** start Records provided **
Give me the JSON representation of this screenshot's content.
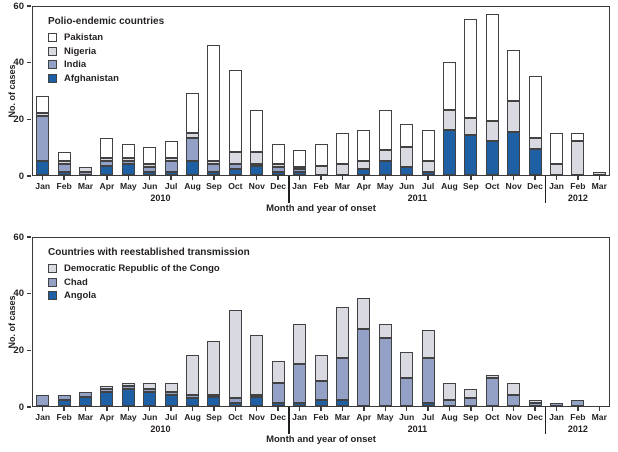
{
  "chart_data": [
    {
      "type": "bar",
      "stacked": true,
      "title": "Polio-endemic countries",
      "ylabel": "No. of cases",
      "xlabel": "Month and year of onset",
      "ylim": [
        0,
        60
      ],
      "yticks": [
        0,
        20,
        40,
        60
      ],
      "grid": false,
      "legend_position": "upper-left-inside",
      "categories": [
        "Jan",
        "Feb",
        "Mar",
        "Apr",
        "May",
        "Jun",
        "Jul",
        "Aug",
        "Sep",
        "Oct",
        "Nov",
        "Dec",
        "Jan",
        "Feb",
        "Mar",
        "Apr",
        "May",
        "Jun",
        "Jul",
        "Aug",
        "Sep",
        "Oct",
        "Nov",
        "Dec",
        "Jan",
        "Feb",
        "Mar"
      ],
      "year_groups": [
        {
          "label": "2010",
          "start": 0,
          "end": 11
        },
        {
          "label": "2011",
          "start": 12,
          "end": 23
        },
        {
          "label": "2012",
          "start": 24,
          "end": 26
        }
      ],
      "separators_after_index": [
        11,
        23
      ],
      "series": [
        {
          "name": "Afghanistan",
          "color": "#1f5fa3",
          "values": [
            5,
            1,
            0,
            3,
            4,
            1,
            1,
            5,
            1,
            2,
            3,
            1,
            1,
            0,
            0,
            2,
            5,
            3,
            1,
            16,
            14,
            12,
            15,
            9,
            0,
            0,
            0
          ]
        },
        {
          "name": "India",
          "color": "#93a1c6",
          "values": [
            16,
            3,
            1,
            2,
            1,
            2,
            4,
            8,
            3,
            2,
            1,
            2,
            1,
            0,
            0,
            0,
            0,
            0,
            0,
            0,
            0,
            0,
            0,
            0,
            0,
            0,
            0
          ]
        },
        {
          "name": "Nigeria",
          "color": "#d8d9e1",
          "values": [
            1,
            1,
            2,
            1,
            1,
            1,
            1,
            2,
            1,
            4,
            4,
            1,
            1,
            3,
            4,
            3,
            4,
            7,
            4,
            7,
            6,
            7,
            11,
            4,
            4,
            12,
            1
          ]
        },
        {
          "name": "Pakistan",
          "color": "#ffffff",
          "values": [
            6,
            3,
            0,
            7,
            5,
            6,
            6,
            14,
            41,
            29,
            15,
            7,
            6,
            8,
            11,
            11,
            14,
            8,
            11,
            17,
            35,
            38,
            18,
            22,
            11,
            3,
            0
          ]
        }
      ],
      "legend_order": [
        "Pakistan",
        "Nigeria",
        "India",
        "Afghanistan"
      ]
    },
    {
      "type": "bar",
      "stacked": true,
      "title": "Countries with reestablished transmission",
      "ylabel": "No. of cases",
      "xlabel": "Month and year of onset",
      "ylim": [
        0,
        60
      ],
      "yticks": [
        0,
        20,
        40,
        60
      ],
      "grid": false,
      "legend_position": "upper-left-inside",
      "categories": [
        "Jan",
        "Feb",
        "Mar",
        "Apr",
        "May",
        "Jun",
        "Jul",
        "Aug",
        "Sep",
        "Oct",
        "Nov",
        "Dec",
        "Jan",
        "Feb",
        "Mar",
        "Apr",
        "May",
        "Jun",
        "Jul",
        "Aug",
        "Sep",
        "Oct",
        "Nov",
        "Dec",
        "Jan",
        "Feb",
        "Mar"
      ],
      "year_groups": [
        {
          "label": "2010",
          "start": 0,
          "end": 11
        },
        {
          "label": "2011",
          "start": 12,
          "end": 23
        },
        {
          "label": "2012",
          "start": 24,
          "end": 26
        }
      ],
      "separators_after_index": [
        11,
        23
      ],
      "series": [
        {
          "name": "Angola",
          "color": "#1f5fa3",
          "values": [
            0,
            2,
            3,
            5,
            6,
            5,
            4,
            3,
            3,
            1,
            3,
            1,
            1,
            2,
            2,
            0,
            0,
            0,
            1,
            0,
            0,
            0,
            0,
            0,
            0,
            0,
            0
          ]
        },
        {
          "name": "Chad",
          "color": "#93a1c6",
          "values": [
            4,
            2,
            2,
            1,
            1,
            1,
            1,
            1,
            1,
            2,
            1,
            7,
            14,
            7,
            15,
            27,
            24,
            10,
            16,
            2,
            3,
            10,
            4,
            1,
            1,
            2,
            0
          ]
        },
        {
          "name": "Democratic Republic of the Congo",
          "color": "#d8d9e1",
          "values": [
            0,
            0,
            0,
            1,
            1,
            2,
            3,
            14,
            19,
            31,
            21,
            8,
            14,
            9,
            18,
            11,
            5,
            9,
            10,
            6,
            3,
            1,
            4,
            1,
            0,
            0,
            0
          ]
        }
      ],
      "legend_order": [
        "Democratic Republic of the Congo",
        "Chad",
        "Angola"
      ]
    }
  ],
  "style": {
    "outline_color": "#424242",
    "axis_color": "#3a3a3a",
    "text_color": "#231f20",
    "background": "#ffffff"
  }
}
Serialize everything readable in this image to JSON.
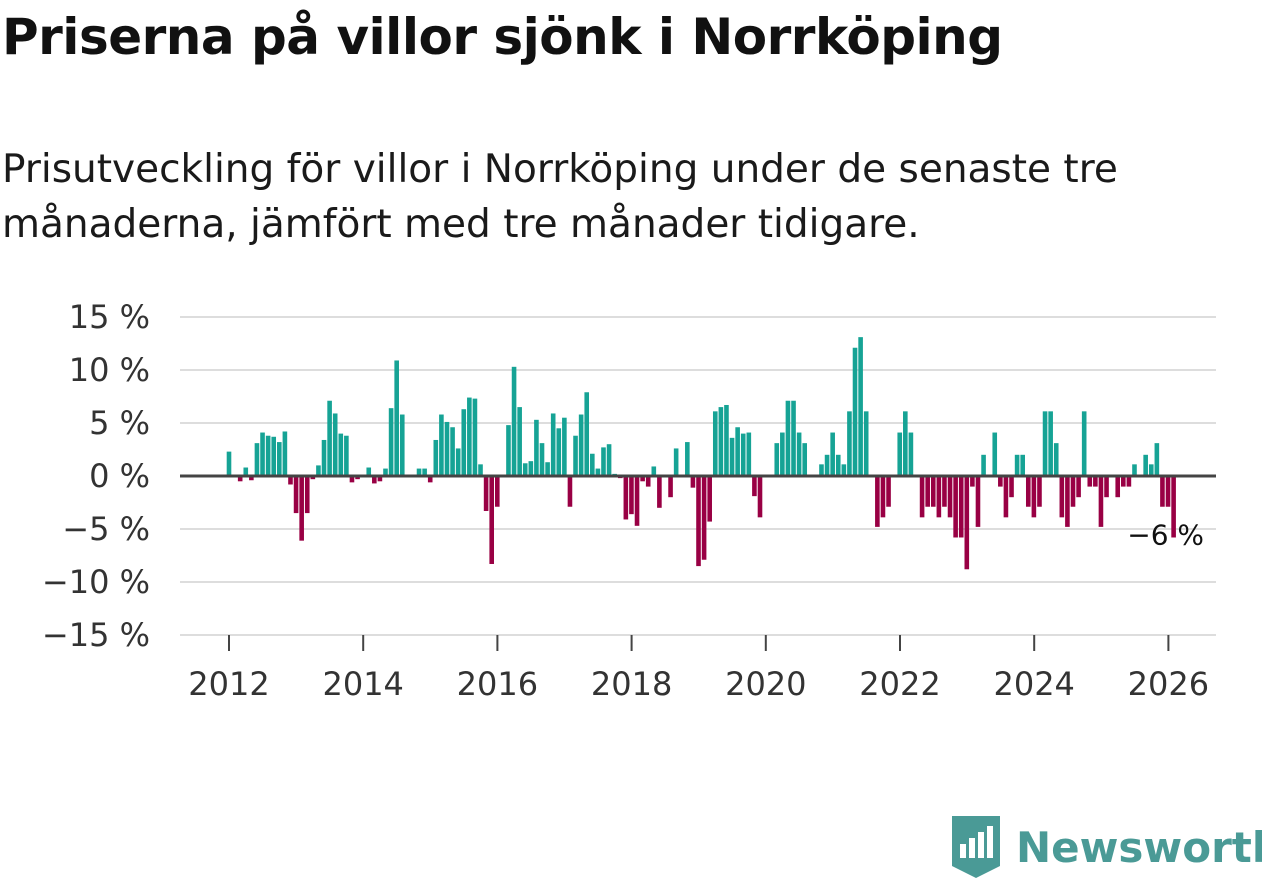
{
  "title": "Priserna på villor sjönk i Norrköping",
  "subtitle": "Prisutveckling för villor i Norrköping under de senaste tre månaderna, jämfört med tre månader tidigare.",
  "brand": {
    "name": "Newsworthy",
    "icon": "newsworthy-logo-icon"
  },
  "colors": {
    "positive": "#16a395",
    "negative": "#990044",
    "grid": "#dddddd",
    "zero": "#444444"
  },
  "chart_data": {
    "type": "bar",
    "title": "Priserna på villor sjönk i Norrköping",
    "xlabel": "",
    "ylabel": "",
    "ylim": [
      -15,
      15
    ],
    "y_ticks": [
      15,
      10,
      5,
      0,
      -5,
      -10,
      -15
    ],
    "y_tick_labels": [
      "15 %",
      "10 %",
      "5 %",
      "0 %",
      "−5 %",
      "−10 %",
      "−15 %"
    ],
    "x_ticks": [
      2012,
      2014,
      2016,
      2018,
      2020,
      2022,
      2024,
      2026
    ],
    "x_tick_labels": [
      "2012",
      "2014",
      "2016",
      "2018",
      "2020",
      "2022",
      "2024",
      "2026"
    ],
    "x_start": 2012.0,
    "x_step": 0.0833,
    "grid": true,
    "annotation": {
      "text": "−6 %",
      "index": 168
    },
    "values": [
      2.3,
      0,
      -0.5,
      0.8,
      -0.4,
      3.1,
      4.1,
      3.8,
      3.7,
      3.2,
      4.2,
      -0.8,
      -3.5,
      -6.1,
      -3.5,
      -0.3,
      1,
      3.4,
      7.1,
      5.9,
      4,
      3.8,
      -0.6,
      -0.3,
      0,
      0.8,
      -0.7,
      -0.5,
      0.7,
      6.4,
      10.9,
      5.8,
      0,
      0,
      0.7,
      0.7,
      -0.6,
      3.4,
      5.8,
      5.1,
      4.6,
      2.6,
      6.3,
      7.4,
      7.3,
      1.1,
      -3.3,
      -8.3,
      -2.9,
      0,
      4.8,
      10.3,
      6.5,
      1.2,
      1.4,
      5.3,
      3.1,
      1.3,
      5.9,
      4.5,
      5.5,
      -2.9,
      3.8,
      5.8,
      7.9,
      2.1,
      0.7,
      2.7,
      3,
      0.2,
      -0.2,
      -4.1,
      -3.6,
      -4.7,
      -0.5,
      -1,
      0.9,
      -3,
      0,
      -2,
      2.6,
      0,
      3.2,
      -1.1,
      -8.5,
      -7.9,
      -4.3,
      6.1,
      6.5,
      6.7,
      3.6,
      4.6,
      4,
      4.1,
      -1.9,
      -3.9,
      0,
      0,
      3.1,
      4.1,
      7.1,
      7.1,
      4.1,
      3.1,
      0,
      0,
      1.1,
      2,
      4.1,
      2,
      1.1,
      6.1,
      12.1,
      13.1,
      6.1,
      0,
      -4.8,
      -3.9,
      -2.9,
      0,
      4.1,
      6.1,
      4.1,
      0,
      -3.9,
      -2.9,
      -2.9,
      -3.9,
      -2.9,
      -3.9,
      -5.8,
      -5.8,
      -8.8,
      -1,
      -4.8,
      2,
      0,
      4.1,
      -1,
      -3.9,
      -2,
      2,
      2,
      -2.9,
      -3.9,
      -2.9,
      6.1,
      6.1,
      3.1,
      -3.9,
      -4.8,
      -2.9,
      -2,
      6.1,
      -1,
      -1,
      -4.8,
      -2,
      0,
      -2,
      -1,
      -1,
      1.1,
      0,
      2,
      1.1,
      3.1,
      -2.9,
      -2.9,
      -5.8
    ]
  }
}
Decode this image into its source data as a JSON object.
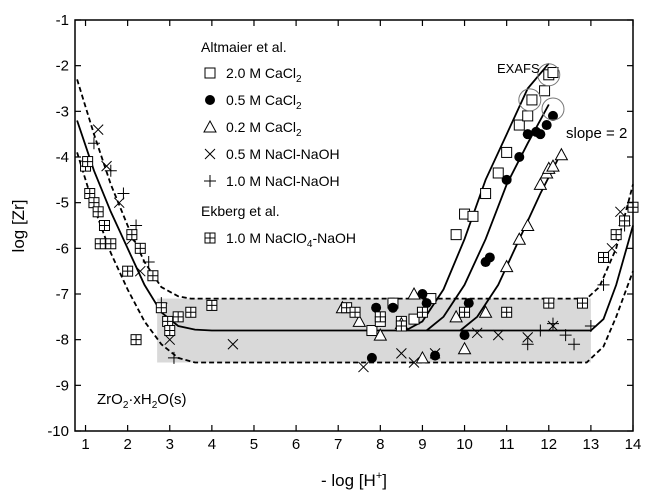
{
  "chart_data": {
    "type": "scatter",
    "xlabel_main": "- log [H",
    "xlabel_sup": "+",
    "xlabel_end": "]",
    "ylabel": "log [Zr]",
    "xlim": [
      0.75,
      14
    ],
    "ylim": [
      -10,
      -1
    ],
    "xticks": [
      1,
      2,
      3,
      4,
      5,
      6,
      7,
      8,
      9,
      10,
      11,
      12,
      13,
      14
    ],
    "yticks": [
      -10,
      -9,
      -8,
      -7,
      -6,
      -5,
      -4,
      -3,
      -2,
      -1
    ],
    "grid": false,
    "shaded_band": {
      "x": [
        2.7,
        13.0
      ],
      "y": [
        -8.5,
        -7.1
      ],
      "color": "#d9d9d9"
    },
    "legend": {
      "group1_title": "Altmaier et al.",
      "group2_title": "Ekberg et al.",
      "items": [
        {
          "marker": "open-square",
          "label": "2.0 M CaCl",
          "sub": "2"
        },
        {
          "marker": "filled-circle",
          "label": "0.5 M CaCl",
          "sub": "2"
        },
        {
          "marker": "open-triangle",
          "label": "0.2 M CaCl",
          "sub": "2"
        },
        {
          "marker": "cross",
          "label": "0.5 M NaCl-NaOH",
          "sub": ""
        },
        {
          "marker": "plus",
          "label": "1.0 M NaCl-NaOH",
          "sub": ""
        },
        {
          "marker": "boxed-plus",
          "label": "1.0 M NaClO",
          "sub": "4",
          "label_end": "-NaOH"
        }
      ]
    },
    "annotations": {
      "exafs": "EXAFS",
      "slope": "slope = 2",
      "solid_phase": {
        "a": "ZrO",
        "sub1": "2",
        "b": "·xH",
        "sub2": "2",
        "c": "O(s)"
      }
    },
    "exafs_circles": [
      [
        11.55,
        -2.75
      ],
      [
        12.0,
        -2.2
      ],
      [
        12.1,
        -2.95
      ]
    ],
    "curves": [
      {
        "style": "solid",
        "points": [
          [
            0.8,
            -3.2
          ],
          [
            1.2,
            -4.3
          ],
          [
            1.6,
            -5.2
          ],
          [
            2.0,
            -6.0
          ],
          [
            2.4,
            -6.8
          ],
          [
            2.8,
            -7.4
          ],
          [
            3.2,
            -7.7
          ],
          [
            3.6,
            -7.78
          ],
          [
            4,
            -7.8
          ],
          [
            8.5,
            -7.8
          ],
          [
            13.0,
            -7.8
          ],
          [
            13.3,
            -7.55
          ],
          [
            13.6,
            -6.8
          ],
          [
            14.0,
            -5.5
          ]
        ]
      },
      {
        "style": "dashed",
        "points": [
          [
            0.8,
            -2.3
          ],
          [
            1.2,
            -3.5
          ],
          [
            1.6,
            -4.6
          ],
          [
            2.0,
            -5.5
          ],
          [
            2.4,
            -6.3
          ],
          [
            2.8,
            -6.85
          ],
          [
            3.2,
            -7.05
          ],
          [
            3.5,
            -7.1
          ],
          [
            12.9,
            -7.1
          ],
          [
            13.2,
            -6.85
          ],
          [
            13.6,
            -6.0
          ],
          [
            14.0,
            -4.6
          ]
        ]
      },
      {
        "style": "dashed",
        "points": [
          [
            0.8,
            -3.9
          ],
          [
            1.2,
            -5.1
          ],
          [
            1.6,
            -6.1
          ],
          [
            2.0,
            -6.9
          ],
          [
            2.4,
            -7.6
          ],
          [
            2.8,
            -8.1
          ],
          [
            3.2,
            -8.4
          ],
          [
            3.6,
            -8.5
          ],
          [
            12.9,
            -8.5
          ],
          [
            13.3,
            -8.15
          ],
          [
            13.6,
            -7.5
          ],
          [
            14.0,
            -6.5
          ]
        ]
      },
      {
        "style": "solid",
        "points": [
          [
            8.6,
            -7.8
          ],
          [
            9.0,
            -7.6
          ],
          [
            9.5,
            -6.9
          ],
          [
            10.0,
            -5.8
          ],
          [
            10.5,
            -4.5
          ],
          [
            11.0,
            -3.5
          ],
          [
            11.5,
            -2.5
          ],
          [
            12.0,
            -1.95
          ]
        ]
      },
      {
        "style": "solid",
        "points": [
          [
            9.1,
            -7.8
          ],
          [
            9.5,
            -7.5
          ],
          [
            10.0,
            -6.8
          ],
          [
            10.5,
            -5.8
          ],
          [
            11.0,
            -4.6
          ],
          [
            11.5,
            -3.7
          ],
          [
            12.0,
            -2.85
          ]
        ]
      },
      {
        "style": "solid",
        "points": [
          [
            9.9,
            -7.8
          ],
          [
            10.3,
            -7.5
          ],
          [
            10.8,
            -6.8
          ],
          [
            11.3,
            -5.8
          ],
          [
            11.8,
            -4.8
          ],
          [
            12.3,
            -3.9
          ]
        ]
      }
    ],
    "series": [
      {
        "name": "2.0 M CaCl2",
        "marker": "open-square",
        "points": [
          [
            7.8,
            -7.8
          ],
          [
            8.0,
            -7.6
          ],
          [
            8.3,
            -7.2
          ],
          [
            8.5,
            -7.6
          ],
          [
            8.8,
            -7.55
          ],
          [
            9.2,
            -7.1
          ],
          [
            9.8,
            -5.7
          ],
          [
            10.0,
            -5.25
          ],
          [
            10.2,
            -5.3
          ],
          [
            10.5,
            -4.8
          ],
          [
            10.8,
            -4.35
          ],
          [
            11.0,
            -3.9
          ],
          [
            11.3,
            -3.3
          ],
          [
            11.5,
            -3.1
          ],
          [
            11.6,
            -2.75
          ],
          [
            11.9,
            -2.55
          ],
          [
            12.0,
            -2.2
          ],
          [
            12.1,
            -2.15
          ]
        ]
      },
      {
        "name": "0.5 M CaCl2",
        "marker": "filled-circle",
        "points": [
          [
            7.8,
            -8.4
          ],
          [
            7.9,
            -7.3
          ],
          [
            8.3,
            -7.3
          ],
          [
            9.0,
            -7.0
          ],
          [
            9.1,
            -7.2
          ],
          [
            9.3,
            -8.35
          ],
          [
            10.0,
            -7.9
          ],
          [
            10.1,
            -7.2
          ],
          [
            10.5,
            -6.3
          ],
          [
            10.6,
            -6.2
          ],
          [
            11.0,
            -4.5
          ],
          [
            11.3,
            -4.0
          ],
          [
            11.5,
            -3.5
          ],
          [
            11.7,
            -3.45
          ],
          [
            11.8,
            -3.5
          ],
          [
            11.95,
            -3.3
          ],
          [
            12.1,
            -3.1
          ]
        ]
      },
      {
        "name": "0.2 M CaCl2",
        "marker": "open-triangle",
        "points": [
          [
            7.1,
            -7.3
          ],
          [
            7.5,
            -7.6
          ],
          [
            8.0,
            -7.9
          ],
          [
            8.5,
            -7.65
          ],
          [
            8.8,
            -7.0
          ],
          [
            9.0,
            -8.4
          ],
          [
            9.8,
            -7.5
          ],
          [
            10.0,
            -8.2
          ],
          [
            10.5,
            -7.4
          ],
          [
            11.0,
            -6.4
          ],
          [
            11.3,
            -5.8
          ],
          [
            11.5,
            -5.5
          ],
          [
            11.8,
            -4.6
          ],
          [
            11.95,
            -4.35
          ],
          [
            12.0,
            -4.25
          ],
          [
            12.1,
            -4.2
          ],
          [
            12.3,
            -3.95
          ]
        ]
      },
      {
        "name": "0.5 M NaCl-NaOH",
        "marker": "cross",
        "points": [
          [
            1.3,
            -3.4
          ],
          [
            1.5,
            -4.2
          ],
          [
            1.8,
            -5.0
          ],
          [
            2.1,
            -5.8
          ],
          [
            2.3,
            -6.5
          ],
          [
            2.8,
            -7.3
          ],
          [
            3.0,
            -8.0
          ],
          [
            4.5,
            -8.1
          ],
          [
            7.6,
            -8.6
          ],
          [
            8.5,
            -8.3
          ],
          [
            8.8,
            -8.5
          ],
          [
            9.3,
            -8.3
          ],
          [
            10.3,
            -7.85
          ],
          [
            10.8,
            -7.9
          ],
          [
            11.5,
            -7.95
          ],
          [
            12.1,
            -7.7
          ],
          [
            13.5,
            -6.0
          ],
          [
            13.7,
            -5.2
          ]
        ]
      },
      {
        "name": "1.0 M NaCl-NaOH",
        "marker": "plus",
        "points": [
          [
            1.2,
            -3.7
          ],
          [
            1.6,
            -4.3
          ],
          [
            1.9,
            -4.8
          ],
          [
            2.2,
            -5.5
          ],
          [
            2.5,
            -6.3
          ],
          [
            2.8,
            -7.2
          ],
          [
            3.1,
            -8.4
          ],
          [
            11.5,
            -8.1
          ],
          [
            11.8,
            -7.8
          ],
          [
            12.1,
            -7.65
          ],
          [
            12.4,
            -7.9
          ],
          [
            12.6,
            -8.1
          ],
          [
            13.0,
            -7.7
          ],
          [
            13.3,
            -6.8
          ],
          [
            13.8,
            -5.5
          ]
        ]
      },
      {
        "name": "1.0 M NaClO4-NaOH",
        "marker": "boxed-plus",
        "points": [
          [
            1.0,
            -4.2
          ],
          [
            1.05,
            -4.1
          ],
          [
            1.1,
            -4.8
          ],
          [
            1.2,
            -5.0
          ],
          [
            1.3,
            -5.2
          ],
          [
            1.35,
            -5.9
          ],
          [
            1.45,
            -5.5
          ],
          [
            1.6,
            -5.9
          ],
          [
            2.0,
            -6.5
          ],
          [
            2.1,
            -5.7
          ],
          [
            2.2,
            -8.0
          ],
          [
            2.3,
            -6.0
          ],
          [
            2.6,
            -6.6
          ],
          [
            2.8,
            -7.3
          ],
          [
            2.95,
            -7.6
          ],
          [
            3.0,
            -7.8
          ],
          [
            3.2,
            -7.5
          ],
          [
            3.5,
            -7.4
          ],
          [
            4.0,
            -7.25
          ],
          [
            7.2,
            -7.3
          ],
          [
            7.4,
            -7.4
          ],
          [
            8.0,
            -7.5
          ],
          [
            8.5,
            -7.7
          ],
          [
            9.0,
            -7.4
          ],
          [
            10.0,
            -7.4
          ],
          [
            11.0,
            -7.4
          ],
          [
            12.0,
            -7.2
          ],
          [
            12.8,
            -7.2
          ],
          [
            13.3,
            -6.2
          ],
          [
            13.6,
            -5.7
          ],
          [
            13.8,
            -5.4
          ],
          [
            14.0,
            -5.1
          ]
        ]
      }
    ]
  }
}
** end Records provided **
Tally up the lines with the word "filled" in them, and answer with that number by itself.

■ Completed exercise
2